- [Direction] Using the material below, work out how many lines contain the word "lost". Reply with the number and nothing more.

---*---

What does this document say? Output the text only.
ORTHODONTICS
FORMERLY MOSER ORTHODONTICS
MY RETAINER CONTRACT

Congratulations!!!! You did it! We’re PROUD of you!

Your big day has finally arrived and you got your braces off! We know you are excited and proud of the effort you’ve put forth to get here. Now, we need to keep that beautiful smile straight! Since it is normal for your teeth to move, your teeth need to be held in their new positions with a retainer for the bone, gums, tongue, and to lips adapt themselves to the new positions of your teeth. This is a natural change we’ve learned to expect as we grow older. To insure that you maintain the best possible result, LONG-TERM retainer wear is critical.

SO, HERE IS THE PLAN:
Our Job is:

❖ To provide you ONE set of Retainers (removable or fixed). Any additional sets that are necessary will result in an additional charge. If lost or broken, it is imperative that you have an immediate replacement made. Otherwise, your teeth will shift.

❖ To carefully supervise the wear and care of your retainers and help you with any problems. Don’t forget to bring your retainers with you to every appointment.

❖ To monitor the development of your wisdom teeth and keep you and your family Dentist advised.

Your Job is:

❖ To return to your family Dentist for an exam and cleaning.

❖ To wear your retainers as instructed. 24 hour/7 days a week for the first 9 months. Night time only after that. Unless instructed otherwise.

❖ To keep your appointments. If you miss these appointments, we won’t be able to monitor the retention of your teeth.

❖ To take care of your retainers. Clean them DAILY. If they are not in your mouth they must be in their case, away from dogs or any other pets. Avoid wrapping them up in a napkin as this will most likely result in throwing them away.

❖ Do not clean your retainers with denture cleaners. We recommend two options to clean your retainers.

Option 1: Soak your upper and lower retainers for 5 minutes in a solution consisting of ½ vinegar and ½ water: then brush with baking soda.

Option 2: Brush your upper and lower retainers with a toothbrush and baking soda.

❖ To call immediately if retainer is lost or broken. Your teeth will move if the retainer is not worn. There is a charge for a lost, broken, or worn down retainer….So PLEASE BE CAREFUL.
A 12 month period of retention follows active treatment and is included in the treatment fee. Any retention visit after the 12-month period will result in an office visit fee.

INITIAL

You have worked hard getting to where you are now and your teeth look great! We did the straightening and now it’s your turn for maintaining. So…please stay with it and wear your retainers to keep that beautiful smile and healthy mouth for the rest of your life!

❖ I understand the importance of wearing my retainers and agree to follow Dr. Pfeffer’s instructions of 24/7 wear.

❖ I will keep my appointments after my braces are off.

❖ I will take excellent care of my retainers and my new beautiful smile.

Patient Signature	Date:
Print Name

---*---

- [Solution for this exercise] 2